#### What to do:
Locate each line of the material that contains "Players", then return it.

#### Task inputs:

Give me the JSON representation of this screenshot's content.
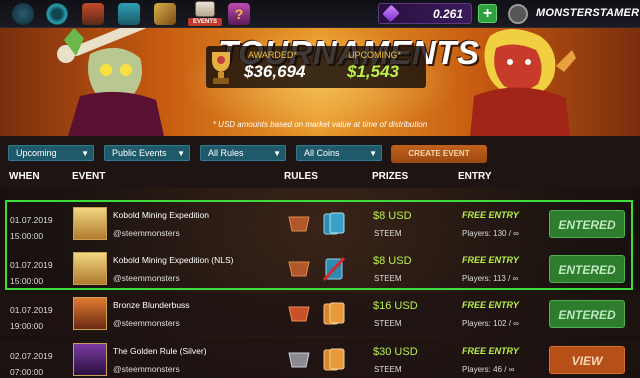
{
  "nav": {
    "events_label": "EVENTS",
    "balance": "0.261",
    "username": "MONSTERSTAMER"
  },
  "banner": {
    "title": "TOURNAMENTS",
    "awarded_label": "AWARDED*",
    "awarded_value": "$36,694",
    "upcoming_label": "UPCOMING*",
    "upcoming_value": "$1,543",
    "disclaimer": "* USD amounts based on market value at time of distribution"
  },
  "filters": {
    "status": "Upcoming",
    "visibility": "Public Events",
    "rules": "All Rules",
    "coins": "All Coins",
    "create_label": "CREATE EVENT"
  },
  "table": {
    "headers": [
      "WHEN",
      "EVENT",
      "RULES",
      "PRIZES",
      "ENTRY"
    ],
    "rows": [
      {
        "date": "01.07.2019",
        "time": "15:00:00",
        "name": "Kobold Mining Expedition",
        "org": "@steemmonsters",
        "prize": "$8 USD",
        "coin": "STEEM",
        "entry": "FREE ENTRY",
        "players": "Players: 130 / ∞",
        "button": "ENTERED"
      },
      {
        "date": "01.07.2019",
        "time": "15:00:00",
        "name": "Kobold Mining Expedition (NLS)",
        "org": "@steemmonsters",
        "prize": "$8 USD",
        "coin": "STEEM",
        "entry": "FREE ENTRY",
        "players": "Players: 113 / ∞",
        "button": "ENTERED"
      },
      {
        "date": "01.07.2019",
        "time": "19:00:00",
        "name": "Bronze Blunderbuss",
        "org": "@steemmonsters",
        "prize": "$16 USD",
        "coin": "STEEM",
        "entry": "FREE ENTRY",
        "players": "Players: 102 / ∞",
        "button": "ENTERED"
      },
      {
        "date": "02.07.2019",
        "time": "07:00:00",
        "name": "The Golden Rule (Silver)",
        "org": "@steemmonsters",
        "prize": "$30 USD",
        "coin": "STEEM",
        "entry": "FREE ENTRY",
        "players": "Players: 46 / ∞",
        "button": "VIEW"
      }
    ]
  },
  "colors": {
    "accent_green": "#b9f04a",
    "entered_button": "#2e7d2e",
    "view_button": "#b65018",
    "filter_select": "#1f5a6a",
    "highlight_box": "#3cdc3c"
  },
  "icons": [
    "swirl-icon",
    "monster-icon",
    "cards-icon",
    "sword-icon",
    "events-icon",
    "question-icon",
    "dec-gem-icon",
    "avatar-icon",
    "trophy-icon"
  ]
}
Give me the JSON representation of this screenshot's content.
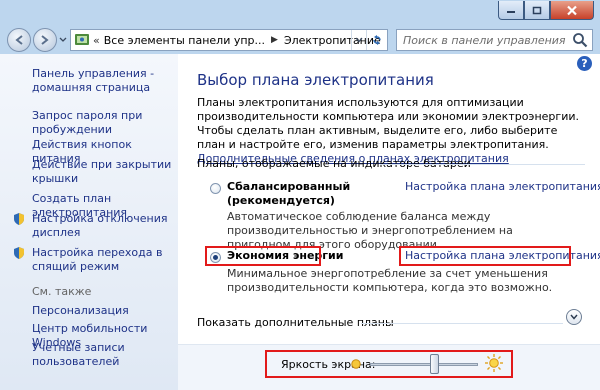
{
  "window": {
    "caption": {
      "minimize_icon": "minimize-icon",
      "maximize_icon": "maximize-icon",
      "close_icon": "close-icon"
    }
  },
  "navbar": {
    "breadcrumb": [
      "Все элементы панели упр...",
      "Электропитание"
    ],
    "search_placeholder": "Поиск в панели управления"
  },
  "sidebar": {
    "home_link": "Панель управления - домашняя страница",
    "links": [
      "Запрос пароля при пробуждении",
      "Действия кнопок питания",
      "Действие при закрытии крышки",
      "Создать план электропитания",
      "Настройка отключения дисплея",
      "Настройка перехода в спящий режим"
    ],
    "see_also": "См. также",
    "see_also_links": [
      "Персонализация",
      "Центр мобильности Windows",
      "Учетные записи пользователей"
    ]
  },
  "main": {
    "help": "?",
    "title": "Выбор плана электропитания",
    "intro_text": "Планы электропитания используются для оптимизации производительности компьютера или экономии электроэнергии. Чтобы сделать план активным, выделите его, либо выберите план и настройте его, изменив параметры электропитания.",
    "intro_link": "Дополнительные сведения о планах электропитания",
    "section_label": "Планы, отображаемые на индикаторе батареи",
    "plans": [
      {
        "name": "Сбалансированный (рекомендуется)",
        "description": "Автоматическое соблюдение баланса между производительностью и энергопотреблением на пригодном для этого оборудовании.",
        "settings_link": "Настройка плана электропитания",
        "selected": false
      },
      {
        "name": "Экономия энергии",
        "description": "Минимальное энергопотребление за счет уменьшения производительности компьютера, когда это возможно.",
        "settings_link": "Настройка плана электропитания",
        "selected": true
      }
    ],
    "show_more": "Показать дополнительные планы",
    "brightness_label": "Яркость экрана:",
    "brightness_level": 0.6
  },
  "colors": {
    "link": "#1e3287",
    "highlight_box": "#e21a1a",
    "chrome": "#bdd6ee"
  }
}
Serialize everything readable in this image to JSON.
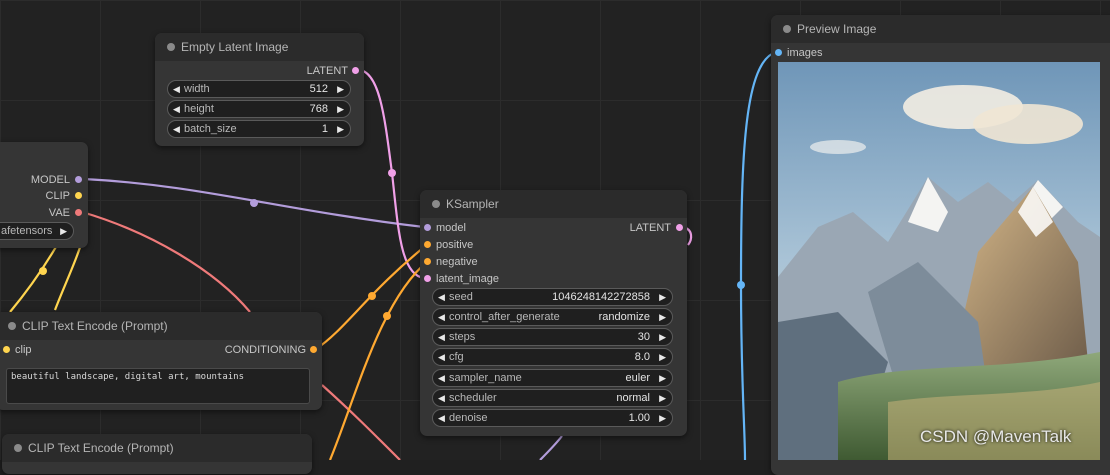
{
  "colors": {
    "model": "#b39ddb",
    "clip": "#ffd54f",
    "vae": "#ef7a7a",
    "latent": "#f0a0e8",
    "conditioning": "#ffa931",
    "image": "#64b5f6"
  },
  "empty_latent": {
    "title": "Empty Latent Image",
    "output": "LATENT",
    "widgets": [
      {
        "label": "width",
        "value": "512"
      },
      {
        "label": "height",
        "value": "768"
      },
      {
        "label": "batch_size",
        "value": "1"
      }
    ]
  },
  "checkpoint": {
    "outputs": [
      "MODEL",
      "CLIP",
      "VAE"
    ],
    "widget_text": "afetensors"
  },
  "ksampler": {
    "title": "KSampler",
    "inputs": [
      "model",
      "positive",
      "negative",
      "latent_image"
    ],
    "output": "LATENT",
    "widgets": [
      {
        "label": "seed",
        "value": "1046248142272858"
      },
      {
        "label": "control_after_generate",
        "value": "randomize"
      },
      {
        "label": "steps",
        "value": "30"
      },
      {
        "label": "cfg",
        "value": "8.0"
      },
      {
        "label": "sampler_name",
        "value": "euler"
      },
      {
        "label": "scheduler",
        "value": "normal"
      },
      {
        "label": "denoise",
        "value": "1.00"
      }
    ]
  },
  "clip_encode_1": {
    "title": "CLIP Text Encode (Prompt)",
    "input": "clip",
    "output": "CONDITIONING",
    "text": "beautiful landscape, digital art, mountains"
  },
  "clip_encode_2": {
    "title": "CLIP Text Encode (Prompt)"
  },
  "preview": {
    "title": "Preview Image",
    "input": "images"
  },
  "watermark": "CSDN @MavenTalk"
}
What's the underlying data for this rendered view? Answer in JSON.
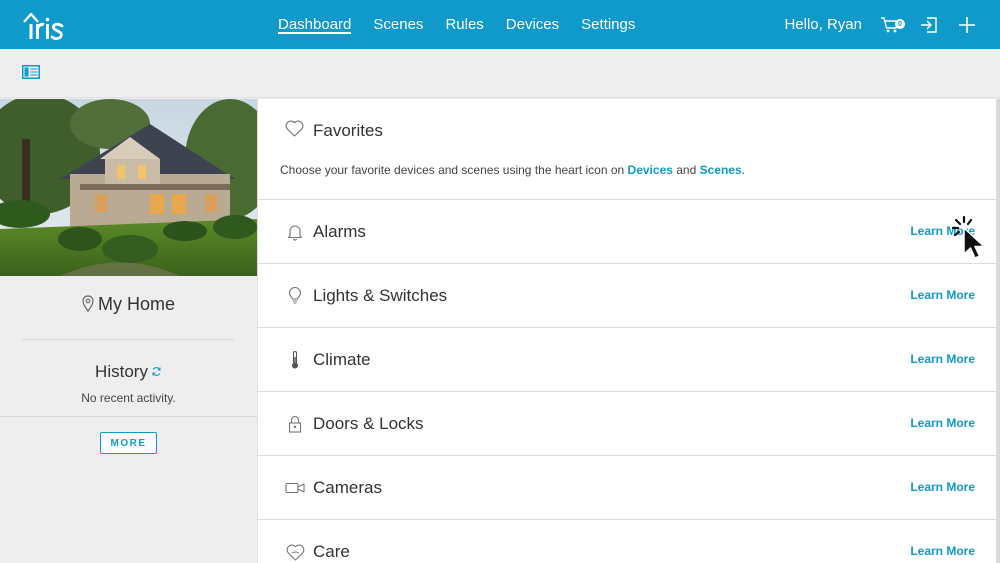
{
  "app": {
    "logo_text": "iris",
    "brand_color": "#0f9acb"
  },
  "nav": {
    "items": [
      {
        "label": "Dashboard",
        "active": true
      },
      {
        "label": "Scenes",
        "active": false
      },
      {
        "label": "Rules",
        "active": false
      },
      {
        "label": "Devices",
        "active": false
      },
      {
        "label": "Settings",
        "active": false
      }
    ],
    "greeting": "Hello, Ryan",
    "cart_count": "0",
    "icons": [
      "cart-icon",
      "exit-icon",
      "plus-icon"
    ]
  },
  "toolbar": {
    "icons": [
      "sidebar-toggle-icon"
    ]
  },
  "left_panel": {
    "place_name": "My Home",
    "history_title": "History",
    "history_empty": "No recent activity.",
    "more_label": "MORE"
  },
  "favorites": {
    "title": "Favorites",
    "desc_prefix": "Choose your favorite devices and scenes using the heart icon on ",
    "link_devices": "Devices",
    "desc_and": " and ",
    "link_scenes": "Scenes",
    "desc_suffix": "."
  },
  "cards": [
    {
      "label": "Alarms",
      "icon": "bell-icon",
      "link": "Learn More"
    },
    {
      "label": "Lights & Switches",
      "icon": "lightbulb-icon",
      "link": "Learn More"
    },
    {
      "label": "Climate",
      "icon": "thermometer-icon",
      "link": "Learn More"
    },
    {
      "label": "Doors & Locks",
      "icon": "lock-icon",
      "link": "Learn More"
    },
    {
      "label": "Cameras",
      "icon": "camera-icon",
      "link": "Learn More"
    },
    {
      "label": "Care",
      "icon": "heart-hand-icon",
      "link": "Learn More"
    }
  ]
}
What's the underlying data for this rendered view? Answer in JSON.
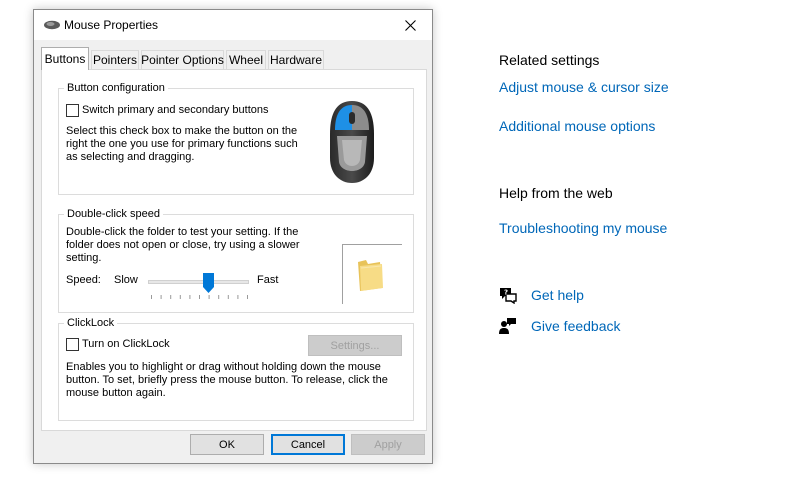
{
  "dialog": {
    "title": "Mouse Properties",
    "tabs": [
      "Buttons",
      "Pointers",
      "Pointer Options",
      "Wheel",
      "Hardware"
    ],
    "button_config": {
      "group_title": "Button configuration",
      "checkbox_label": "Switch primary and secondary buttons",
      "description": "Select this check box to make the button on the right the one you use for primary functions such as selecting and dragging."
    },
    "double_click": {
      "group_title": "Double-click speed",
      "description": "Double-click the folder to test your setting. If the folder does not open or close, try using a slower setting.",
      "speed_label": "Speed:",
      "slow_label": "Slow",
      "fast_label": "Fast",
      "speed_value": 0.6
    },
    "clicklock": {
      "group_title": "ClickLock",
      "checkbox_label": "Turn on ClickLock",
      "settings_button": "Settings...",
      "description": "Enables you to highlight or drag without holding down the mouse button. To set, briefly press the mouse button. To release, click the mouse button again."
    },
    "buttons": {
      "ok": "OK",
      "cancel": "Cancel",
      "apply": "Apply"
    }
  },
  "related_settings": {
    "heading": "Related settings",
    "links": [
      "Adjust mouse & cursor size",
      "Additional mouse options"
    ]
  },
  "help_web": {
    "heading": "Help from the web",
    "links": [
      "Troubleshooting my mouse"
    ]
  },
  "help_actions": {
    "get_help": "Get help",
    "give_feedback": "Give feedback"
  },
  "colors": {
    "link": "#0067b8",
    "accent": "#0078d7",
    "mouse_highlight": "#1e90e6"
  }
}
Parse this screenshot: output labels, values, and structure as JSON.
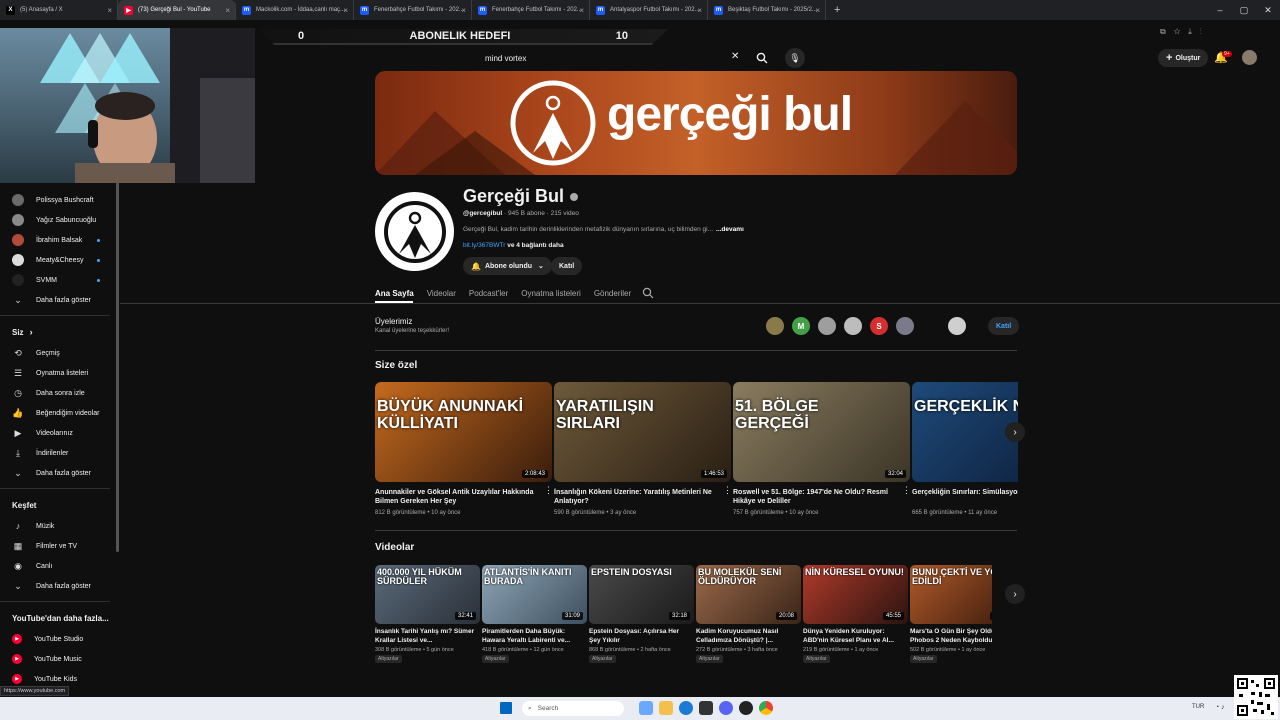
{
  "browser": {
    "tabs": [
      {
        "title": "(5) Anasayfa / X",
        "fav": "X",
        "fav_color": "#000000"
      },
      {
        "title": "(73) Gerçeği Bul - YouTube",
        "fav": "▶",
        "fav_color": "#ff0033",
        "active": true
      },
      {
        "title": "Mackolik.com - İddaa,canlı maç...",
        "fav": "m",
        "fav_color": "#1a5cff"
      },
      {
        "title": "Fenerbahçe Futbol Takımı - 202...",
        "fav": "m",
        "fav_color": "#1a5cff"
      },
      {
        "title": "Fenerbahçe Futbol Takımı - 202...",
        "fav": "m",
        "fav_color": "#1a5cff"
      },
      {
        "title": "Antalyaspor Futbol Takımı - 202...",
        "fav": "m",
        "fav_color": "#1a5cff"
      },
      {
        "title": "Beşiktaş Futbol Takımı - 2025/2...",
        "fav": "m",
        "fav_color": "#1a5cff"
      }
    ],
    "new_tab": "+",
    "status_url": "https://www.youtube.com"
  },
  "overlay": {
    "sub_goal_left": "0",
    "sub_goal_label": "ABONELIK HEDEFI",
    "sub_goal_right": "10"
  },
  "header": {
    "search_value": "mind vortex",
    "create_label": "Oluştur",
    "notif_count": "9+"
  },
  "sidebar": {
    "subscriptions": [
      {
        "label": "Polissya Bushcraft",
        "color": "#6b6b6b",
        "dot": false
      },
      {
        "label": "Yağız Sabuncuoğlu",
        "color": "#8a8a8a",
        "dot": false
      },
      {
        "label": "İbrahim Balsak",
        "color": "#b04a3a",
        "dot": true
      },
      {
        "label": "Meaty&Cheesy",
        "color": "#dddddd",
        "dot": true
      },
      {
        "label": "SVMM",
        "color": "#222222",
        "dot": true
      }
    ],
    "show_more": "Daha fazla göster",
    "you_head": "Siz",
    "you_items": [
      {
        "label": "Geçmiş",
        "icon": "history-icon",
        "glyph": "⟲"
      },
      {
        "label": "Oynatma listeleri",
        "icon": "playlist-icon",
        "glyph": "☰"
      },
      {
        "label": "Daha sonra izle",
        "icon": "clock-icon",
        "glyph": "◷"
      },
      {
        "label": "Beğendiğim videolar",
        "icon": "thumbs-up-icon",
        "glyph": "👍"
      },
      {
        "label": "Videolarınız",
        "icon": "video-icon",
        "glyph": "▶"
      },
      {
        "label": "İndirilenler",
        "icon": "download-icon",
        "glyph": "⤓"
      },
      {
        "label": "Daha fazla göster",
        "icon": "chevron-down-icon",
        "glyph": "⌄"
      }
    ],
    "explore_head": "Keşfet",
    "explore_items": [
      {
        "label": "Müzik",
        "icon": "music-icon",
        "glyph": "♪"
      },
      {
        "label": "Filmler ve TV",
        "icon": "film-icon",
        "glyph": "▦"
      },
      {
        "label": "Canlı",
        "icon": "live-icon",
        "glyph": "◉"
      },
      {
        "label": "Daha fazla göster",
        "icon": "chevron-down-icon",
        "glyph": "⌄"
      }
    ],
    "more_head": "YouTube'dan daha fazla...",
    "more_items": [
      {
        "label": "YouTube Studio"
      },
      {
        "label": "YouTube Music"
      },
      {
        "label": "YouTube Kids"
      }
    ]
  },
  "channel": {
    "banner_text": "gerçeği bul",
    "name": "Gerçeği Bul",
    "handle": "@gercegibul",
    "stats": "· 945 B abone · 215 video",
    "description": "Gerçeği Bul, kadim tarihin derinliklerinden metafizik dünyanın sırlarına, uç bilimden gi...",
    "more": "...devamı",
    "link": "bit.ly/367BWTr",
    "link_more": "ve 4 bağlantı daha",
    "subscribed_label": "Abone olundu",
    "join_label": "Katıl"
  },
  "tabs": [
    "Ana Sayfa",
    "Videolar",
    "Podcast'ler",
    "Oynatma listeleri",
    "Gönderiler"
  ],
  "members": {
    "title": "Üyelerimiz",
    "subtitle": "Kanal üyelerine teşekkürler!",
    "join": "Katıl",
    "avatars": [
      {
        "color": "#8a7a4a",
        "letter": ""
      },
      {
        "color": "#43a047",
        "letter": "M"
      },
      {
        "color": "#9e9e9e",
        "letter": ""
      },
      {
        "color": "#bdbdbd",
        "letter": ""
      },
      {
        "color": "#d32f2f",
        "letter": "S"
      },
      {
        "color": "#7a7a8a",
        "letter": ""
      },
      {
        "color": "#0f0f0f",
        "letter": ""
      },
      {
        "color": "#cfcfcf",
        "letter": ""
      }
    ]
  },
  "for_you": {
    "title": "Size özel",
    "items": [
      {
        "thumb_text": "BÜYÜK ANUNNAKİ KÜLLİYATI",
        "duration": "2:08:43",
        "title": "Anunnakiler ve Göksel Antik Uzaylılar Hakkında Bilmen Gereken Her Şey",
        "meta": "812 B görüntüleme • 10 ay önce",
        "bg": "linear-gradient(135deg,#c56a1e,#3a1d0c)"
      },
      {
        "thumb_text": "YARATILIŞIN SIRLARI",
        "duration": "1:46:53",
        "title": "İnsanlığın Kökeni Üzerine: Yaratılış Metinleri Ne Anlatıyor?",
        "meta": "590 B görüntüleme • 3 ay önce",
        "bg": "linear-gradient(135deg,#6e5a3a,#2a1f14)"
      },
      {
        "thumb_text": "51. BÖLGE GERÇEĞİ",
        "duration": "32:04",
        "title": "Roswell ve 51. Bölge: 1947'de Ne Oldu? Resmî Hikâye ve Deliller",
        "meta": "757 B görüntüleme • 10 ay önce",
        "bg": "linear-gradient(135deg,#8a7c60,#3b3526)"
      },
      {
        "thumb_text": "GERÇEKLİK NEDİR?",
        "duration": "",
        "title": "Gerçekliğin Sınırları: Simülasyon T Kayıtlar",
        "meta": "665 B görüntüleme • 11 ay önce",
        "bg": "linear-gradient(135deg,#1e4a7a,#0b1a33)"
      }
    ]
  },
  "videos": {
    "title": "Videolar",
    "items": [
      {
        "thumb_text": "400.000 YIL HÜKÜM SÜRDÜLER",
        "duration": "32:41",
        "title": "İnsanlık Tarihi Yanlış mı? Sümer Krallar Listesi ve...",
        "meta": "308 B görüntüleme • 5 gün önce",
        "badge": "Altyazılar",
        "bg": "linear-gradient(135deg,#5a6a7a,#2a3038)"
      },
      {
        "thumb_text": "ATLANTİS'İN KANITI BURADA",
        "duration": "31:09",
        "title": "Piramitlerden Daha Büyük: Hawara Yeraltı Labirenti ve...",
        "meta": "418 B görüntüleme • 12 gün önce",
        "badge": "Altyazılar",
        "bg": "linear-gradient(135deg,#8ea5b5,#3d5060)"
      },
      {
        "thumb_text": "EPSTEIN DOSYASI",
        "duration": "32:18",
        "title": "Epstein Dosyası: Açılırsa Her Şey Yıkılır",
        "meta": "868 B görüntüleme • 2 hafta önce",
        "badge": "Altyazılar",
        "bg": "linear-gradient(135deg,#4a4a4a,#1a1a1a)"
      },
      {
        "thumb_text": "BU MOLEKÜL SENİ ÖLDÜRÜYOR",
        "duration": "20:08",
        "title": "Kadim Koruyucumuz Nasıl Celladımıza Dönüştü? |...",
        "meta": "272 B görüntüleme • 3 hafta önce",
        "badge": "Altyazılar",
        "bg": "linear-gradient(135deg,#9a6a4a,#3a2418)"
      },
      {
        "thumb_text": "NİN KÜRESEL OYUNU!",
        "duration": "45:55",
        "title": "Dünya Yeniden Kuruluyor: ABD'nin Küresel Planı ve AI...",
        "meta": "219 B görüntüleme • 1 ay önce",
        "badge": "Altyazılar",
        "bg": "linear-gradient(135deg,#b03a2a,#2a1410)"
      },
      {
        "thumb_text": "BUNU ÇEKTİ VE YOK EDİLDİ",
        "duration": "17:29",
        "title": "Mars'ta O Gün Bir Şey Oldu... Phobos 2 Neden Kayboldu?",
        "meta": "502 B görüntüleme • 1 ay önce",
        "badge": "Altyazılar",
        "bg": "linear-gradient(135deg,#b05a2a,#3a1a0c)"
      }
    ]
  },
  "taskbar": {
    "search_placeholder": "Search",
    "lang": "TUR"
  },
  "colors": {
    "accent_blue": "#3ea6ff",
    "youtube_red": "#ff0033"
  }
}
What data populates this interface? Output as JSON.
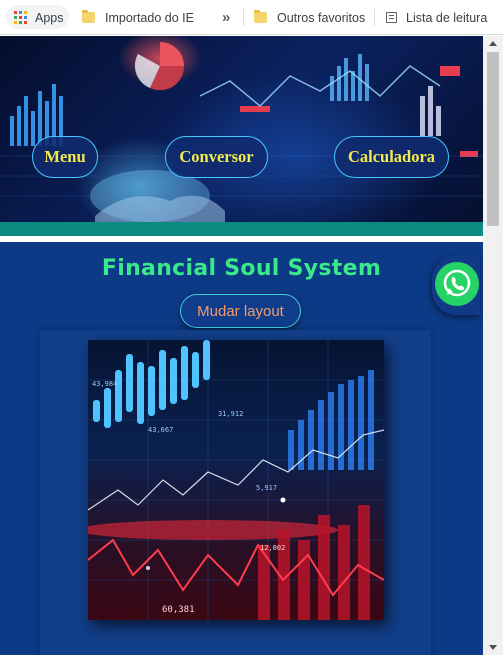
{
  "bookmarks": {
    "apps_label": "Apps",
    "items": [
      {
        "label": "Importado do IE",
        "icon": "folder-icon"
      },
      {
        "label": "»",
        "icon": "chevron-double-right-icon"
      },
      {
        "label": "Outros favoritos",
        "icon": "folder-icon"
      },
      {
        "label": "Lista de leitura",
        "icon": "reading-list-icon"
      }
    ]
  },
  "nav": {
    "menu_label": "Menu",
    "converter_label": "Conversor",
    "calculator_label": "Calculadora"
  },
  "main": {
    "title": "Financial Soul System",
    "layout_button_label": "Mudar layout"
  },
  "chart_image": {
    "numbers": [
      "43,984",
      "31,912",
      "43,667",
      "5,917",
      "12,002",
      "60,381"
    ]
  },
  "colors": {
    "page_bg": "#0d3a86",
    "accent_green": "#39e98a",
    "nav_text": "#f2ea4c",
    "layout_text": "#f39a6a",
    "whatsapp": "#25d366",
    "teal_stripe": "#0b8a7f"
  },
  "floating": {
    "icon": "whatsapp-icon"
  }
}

#### Finished answer:
        "players": "Players: 130 / ∞",
        "players": "Players: 113 / ∞",
        "players": "Players: 102 / ∞",
        "players": "Players: 46 / ∞",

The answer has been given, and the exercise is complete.